(Extracted records)
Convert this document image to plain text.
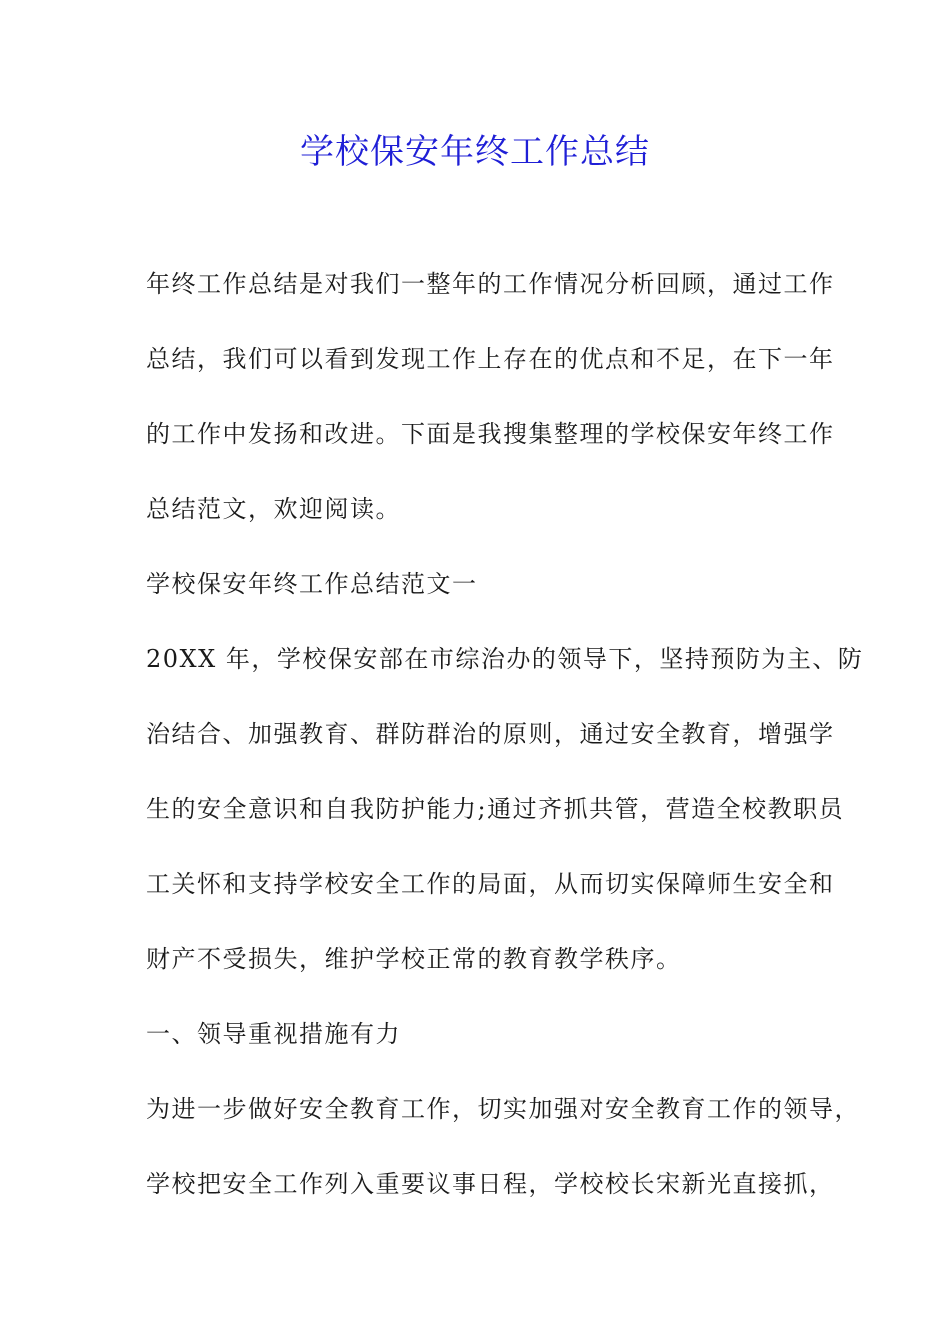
学校保安年终工作总结
年终工作总结是对我们一整年的工作情况分析回顾，通过工作
总结，我们可以看到发现工作上存在的优点和不足，在下一年
的工作中发扬和改进。下面是我搜集整理的学校保安年终工作
总结范文，欢迎阅读。
学校保安年终工作总结范文一
20XX 年，学校保安部在市综治办的领导下，坚持预防为主、防
治结合、加强教育、群防群治的原则，通过安全教育，增强学
生的安全意识和自我防护能力;通过齐抓共管，营造全校教职员
工关怀和支持学校安全工作的局面，从而切实保障师生安全和
财产不受损失，维护学校正常的教育教学秩序。
一、领导重视措施有力
为进一步做好安全教育工作，切实加强对安全教育工作的领导，
学校把安全工作列入重要议事日程，学校校长宋新光直接抓，
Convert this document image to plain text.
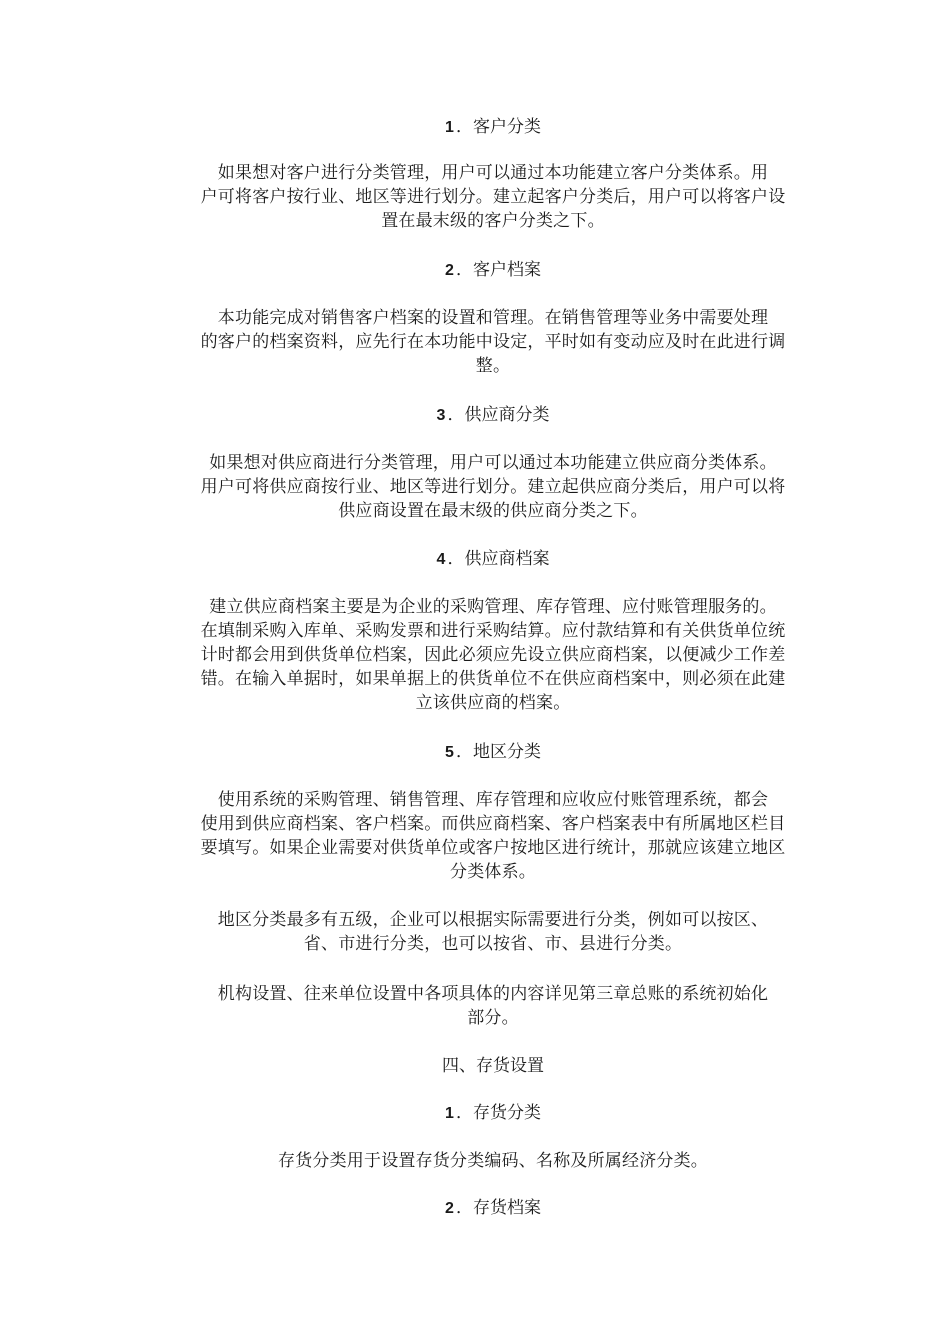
1 ．客户分类
如果想对客户进行分类管理，用户可以通过本功能建立客户分类体系。用
户可将客户按行业、地区等进行划分。建立起客户分类后，用户可以将客户设
置在最末级的客户分类之下。
2 ．客户档案
本功能完成对销售客户档案的设置和管理。在销售管理等业务中需要处理
的客户的档案资料，应先行在本功能中设定，平时如有变动应及时在此进行调
整。
3 ．供应商分类
如果想对供应商进行分类管理，用户可以通过本功能建立供应商分类体系。
用户可将供应商按行业、地区等进行划分。建立起供应商分类后，用户可以将
供应商设置在最末级的供应商分类之下。
4 ．供应商档案
建立供应商档案主要是为企业的采购管理、库存管理、应付账管理服务的。
在填制采购入库单、采购发票和进行采购结算。应付款结算和有关供货单位统
计时都会用到供货单位档案，因此必须应先设立供应商档案，以便减少工作差
错。在输入单据时，如果单据上的供货单位不在供应商档案中，则必须在此建
立该供应商的档案。
5 ．地区分类
使用系统的采购管理、销售管理、库存管理和应收应付账管理系统，都会
使用到供应商档案、客户档案。而供应商档案、客户档案表中有所属地区栏目
要填写。如果企业需要对供货单位或客户按地区进行统计，那就应该建立地区
分类体系。
地区分类最多有五级，企业可以根据实际需要进行分类，例如可以按区、
省、市进行分类，也可以按省、市、县进行分类。
机构设置、往来单位设置中各项具体的内容详见第三章总账的系统初始化
部分。
四、存货设置
1 ．存货分类
存货分类用于设置存货分类编码、名称及所属经济分类。
2 ．存货档案
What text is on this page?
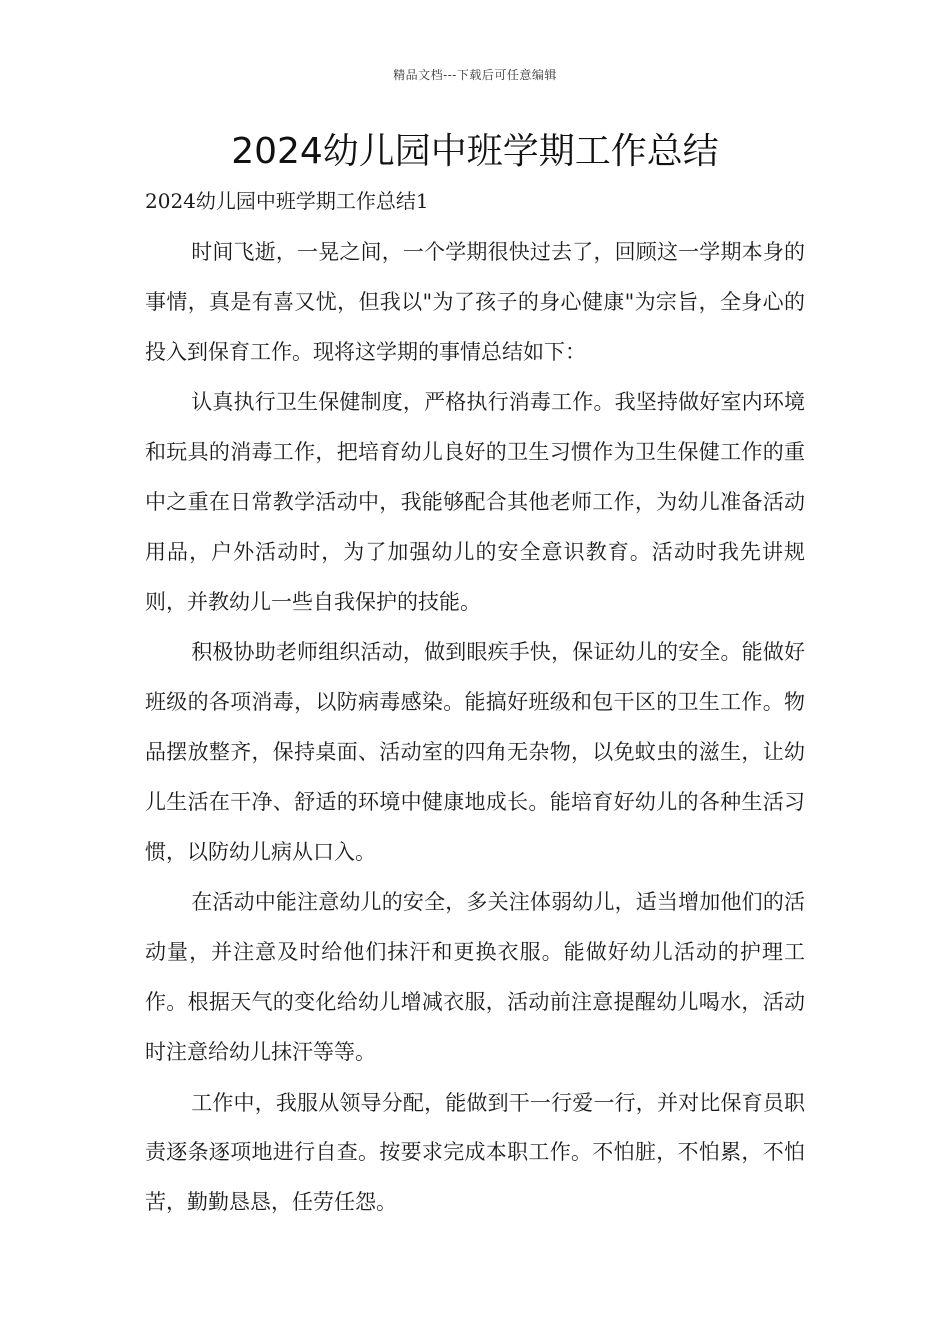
精品文档---下载后可任意编辑
2024幼儿园中班学期工作总结

2024幼儿园中班学期工作总结1

时间飞逝，一晃之间，一个学期很快过去了，回顾这一学期本身的事情，真是有喜又忧，但我以"为了孩子的身心健康"为宗旨，全身心的投入到保育工作。现将这学期的事情总结如下：

认真执行卫生保健制度，严格执行消毒工作。我坚持做好室内环境和玩具的消毒工作，把培育幼儿良好的卫生习惯作为卫生保健工作的重中之重在日常教学活动中，我能够配合其他老师工作，为幼儿准备活动用品，户外活动时，为了加强幼儿的安全意识教育。活动时我先讲规则，并教幼儿一些自我保护的技能。

积极协助老师组织活动，做到眼疾手快，保证幼儿的安全。能做好班级的各项消毒，以防病毒感染。能搞好班级和包干区的卫生工作。物品摆放整齐，保持桌面、活动室的四角无杂物，以免蚊虫的滋生，让幼儿生活在干净、舒适的环境中健康地成长。能培育好幼儿的各种生活习惯，以防幼儿病从口入。

在活动中能注意幼儿的安全，多关注体弱幼儿，适当增加他们的活动量，并注意及时给他们抹汗和更换衣服。能做好幼儿活动的护理工作。根据天气的变化给幼儿增减衣服，活动前注意提醒幼儿喝水，活动时注意给幼儿抹汗等等。

工作中，我服从领导分配，能做到干一行爱一行，并对比保育员职责逐条逐项地进行自查。按要求完成本职工作。不怕脏，不怕累，不怕苦，勤勤恳恳，任劳任怨。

▶ Your instructions
Leave the pictures out and copy the rest of the data exactly.

▶ Solution for this problem
Convert this document image to plain text.
学校保安年终工作总结
年终工作总结是对我们一整年的工作情况分析回顾，通过工作
总结，我们可以看到发现工作上存在的优点和不足，在下一年
的工作中发扬和改进。下面是我搜集整理的学校保安年终工作
总结范文，欢迎阅读。
学校保安年终工作总结范文一
20XX 年，学校保安部在市综治办的领导下，坚持预防为主、防
治结合、加强教育、群防群治的原则，通过安全教育，增强学
生的安全意识和自我防护能力;通过齐抓共管，营造全校教职员
工关怀和支持学校安全工作的局面，从而切实保障师生安全和
财产不受损失，维护学校正常的教育教学秩序。
一、领导重视措施有力
为进一步做好安全教育工作，切实加强对安全教育工作的领导，
学校把安全工作列入重要议事日程，学校校长宋新光直接抓，
Convert this document image to plain text.
1 ．客户分类
如果想对客户进行分类管理，用户可以通过本功能建立客户分类体系。用
户可将客户按行业、地区等进行划分。建立起客户分类后，用户可以将客户设
置在最末级的客户分类之下。
2 ．客户档案
本功能完成对销售客户档案的设置和管理。在销售管理等业务中需要处理
的客户的档案资料，应先行在本功能中设定，平时如有变动应及时在此进行调
整。
3 ．供应商分类
如果想对供应商进行分类管理，用户可以通过本功能建立供应商分类体系。
用户可将供应商按行业、地区等进行划分。建立起供应商分类后，用户可以将
供应商设置在最末级的供应商分类之下。
4 ．供应商档案
建立供应商档案主要是为企业的采购管理、库存管理、应付账管理服务的。
在填制采购入库单、采购发票和进行采购结算。应付款结算和有关供货单位统
计时都会用到供货单位档案，因此必须应先设立供应商档案，以便减少工作差
错。在输入单据时，如果单据上的供货单位不在供应商档案中，则必须在此建
立该供应商的档案。
5 ．地区分类
使用系统的采购管理、销售管理、库存管理和应收应付账管理系统，都会
使用到供应商档案、客户档案。而供应商档案、客户档案表中有所属地区栏目
要填写。如果企业需要对供货单位或客户按地区进行统计，那就应该建立地区
分类体系。
地区分类最多有五级，企业可以根据实际需要进行分类，例如可以按区、
省、市进行分类，也可以按省、市、县进行分类。
机构设置、往来单位设置中各项具体的内容详见第三章总账的系统初始化
部分。
四、存货设置
1 ．存货分类
存货分类用于设置存货分类编码、名称及所属经济分类。
2 ．存货档案
What text is on this page?
精品文档---下载后可任意编辑
2024幼儿园中班学期工作总结

2024幼儿园中班学期工作总结1

时间飞逝，一晃之间，一个学期很快过去了，回顾这一学期本身的事情，真是有喜又忧，但我以"为了孩子的身心健康"为宗旨，全身心的投入到保育工作。现将这学期的事情总结如下：

认真执行卫生保健制度，严格执行消毒工作。我坚持做好室内环境和玩具的消毒工作，把培育幼儿良好的卫生习惯作为卫生保健工作的重中之重在日常教学活动中，我能够配合其他老师工作，为幼儿准备活动用品，户外活动时，为了加强幼儿的安全意识教育。活动时我先讲规则，并教幼儿一些自我保护的技能。

积极协助老师组织活动，做到眼疾手快，保证幼儿的安全。能做好班级的各项消毒，以防病毒感染。能搞好班级和包干区的卫生工作。物品摆放整齐，保持桌面、活动室的四角无杂物，以免蚊虫的滋生，让幼儿生活在干净、舒适的环境中健康地成长。能培育好幼儿的各种生活习惯，以防幼儿病从口入。

在活动中能注意幼儿的安全，多关注体弱幼儿，适当增加他们的活动量，并注意及时给他们抹汗和更换衣服。能做好幼儿活动的护理工作。根据天气的变化给幼儿增减衣服，活动前注意提醒幼儿喝水，活动时注意给幼儿抹汗等等。

工作中，我服从领导分配，能做到干一行爱一行，并对比保育员职责逐条逐项地进行自查。按要求完成本职工作。不怕脏，不怕累，不怕苦，勤勤恳恳，任劳任怨。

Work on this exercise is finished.